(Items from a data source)
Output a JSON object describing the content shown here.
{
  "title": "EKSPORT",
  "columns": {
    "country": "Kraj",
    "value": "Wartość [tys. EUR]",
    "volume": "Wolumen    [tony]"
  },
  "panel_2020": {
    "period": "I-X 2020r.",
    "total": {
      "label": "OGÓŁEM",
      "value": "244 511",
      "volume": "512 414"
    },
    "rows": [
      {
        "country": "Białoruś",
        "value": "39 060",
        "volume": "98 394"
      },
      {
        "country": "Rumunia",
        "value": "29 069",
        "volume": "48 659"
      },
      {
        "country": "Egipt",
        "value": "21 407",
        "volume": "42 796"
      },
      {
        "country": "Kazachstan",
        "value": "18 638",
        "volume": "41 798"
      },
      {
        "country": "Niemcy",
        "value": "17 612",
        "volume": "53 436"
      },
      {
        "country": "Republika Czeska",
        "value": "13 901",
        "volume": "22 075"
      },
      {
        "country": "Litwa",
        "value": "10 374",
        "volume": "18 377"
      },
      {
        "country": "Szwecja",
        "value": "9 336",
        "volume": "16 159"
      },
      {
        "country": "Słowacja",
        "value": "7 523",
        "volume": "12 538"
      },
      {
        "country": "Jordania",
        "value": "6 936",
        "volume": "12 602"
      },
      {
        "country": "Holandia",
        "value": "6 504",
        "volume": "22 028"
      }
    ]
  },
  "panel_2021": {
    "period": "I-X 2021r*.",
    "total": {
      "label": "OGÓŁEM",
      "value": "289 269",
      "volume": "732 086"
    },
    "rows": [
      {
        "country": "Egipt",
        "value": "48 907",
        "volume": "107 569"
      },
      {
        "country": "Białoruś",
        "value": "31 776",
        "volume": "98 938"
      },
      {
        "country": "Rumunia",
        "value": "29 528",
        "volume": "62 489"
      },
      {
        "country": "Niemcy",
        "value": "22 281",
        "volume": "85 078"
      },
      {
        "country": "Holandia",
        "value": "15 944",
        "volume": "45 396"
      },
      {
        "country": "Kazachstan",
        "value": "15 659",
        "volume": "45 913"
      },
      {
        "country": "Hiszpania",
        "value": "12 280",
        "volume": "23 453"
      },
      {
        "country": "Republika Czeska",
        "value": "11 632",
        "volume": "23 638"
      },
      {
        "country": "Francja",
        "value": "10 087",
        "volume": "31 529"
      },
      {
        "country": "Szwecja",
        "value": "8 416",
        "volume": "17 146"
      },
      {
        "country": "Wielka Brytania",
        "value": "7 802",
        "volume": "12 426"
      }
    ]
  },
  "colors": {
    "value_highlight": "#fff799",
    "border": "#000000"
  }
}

◆ Problem to solve ◆
Copy out all of the records above with nothing altered.

◆ Response to the exercise ◆
Output a JSON object describing the content shown here.
{
  "title": "EKSPORT",
  "columns": {
    "country": "Kraj",
    "value": "Wartość [tys. EUR]",
    "volume": "Wolumen    [tony]"
  },
  "panel_2020": {
    "period": "I-X 2020r.",
    "total": {
      "label": "OGÓŁEM",
      "value": "244 511",
      "volume": "512 414"
    },
    "rows": [
      {
        "country": "Białoruś",
        "value": "39 060",
        "volume": "98 394"
      },
      {
        "country": "Rumunia",
        "value": "29 069",
        "volume": "48 659"
      },
      {
        "country": "Egipt",
        "value": "21 407",
        "volume": "42 796"
      },
      {
        "country": "Kazachstan",
        "value": "18 638",
        "volume": "41 798"
      },
      {
        "country": "Niemcy",
        "value": "17 612",
        "volume": "53 436"
      },
      {
        "country": "Republika Czeska",
        "value": "13 901",
        "volume": "22 075"
      },
      {
        "country": "Litwa",
        "value": "10 374",
        "volume": "18 377"
      },
      {
        "country": "Szwecja",
        "value": "9 336",
        "volume": "16 159"
      },
      {
        "country": "Słowacja",
        "value": "7 523",
        "volume": "12 538"
      },
      {
        "country": "Jordania",
        "value": "6 936",
        "volume": "12 602"
      },
      {
        "country": "Holandia",
        "value": "6 504",
        "volume": "22 028"
      }
    ]
  },
  "panel_2021": {
    "period": "I-X 2021r*.",
    "total": {
      "label": "OGÓŁEM",
      "value": "289 269",
      "volume": "732 086"
    },
    "rows": [
      {
        "country": "Egipt",
        "value": "48 907",
        "volume": "107 569"
      },
      {
        "country": "Białoruś",
        "value": "31 776",
        "volume": "98 938"
      },
      {
        "country": "Rumunia",
        "value": "29 528",
        "volume": "62 489"
      },
      {
        "country": "Niemcy",
        "value": "22 281",
        "volume": "85 078"
      },
      {
        "country": "Holandia",
        "value": "15 944",
        "volume": "45 396"
      },
      {
        "country": "Kazachstan",
        "value": "15 659",
        "volume": "45 913"
      },
      {
        "country": "Hiszpania",
        "value": "12 280",
        "volume": "23 453"
      },
      {
        "country": "Republika Czeska",
        "value": "11 632",
        "volume": "23 638"
      },
      {
        "country": "Francja",
        "value": "10 087",
        "volume": "31 529"
      },
      {
        "country": "Szwecja",
        "value": "8 416",
        "volume": "17 146"
      },
      {
        "country": "Wielka Brytania",
        "value": "7 802",
        "volume": "12 426"
      }
    ]
  },
  "colors": {
    "value_highlight": "#fff799",
    "border": "#000000"
  }
}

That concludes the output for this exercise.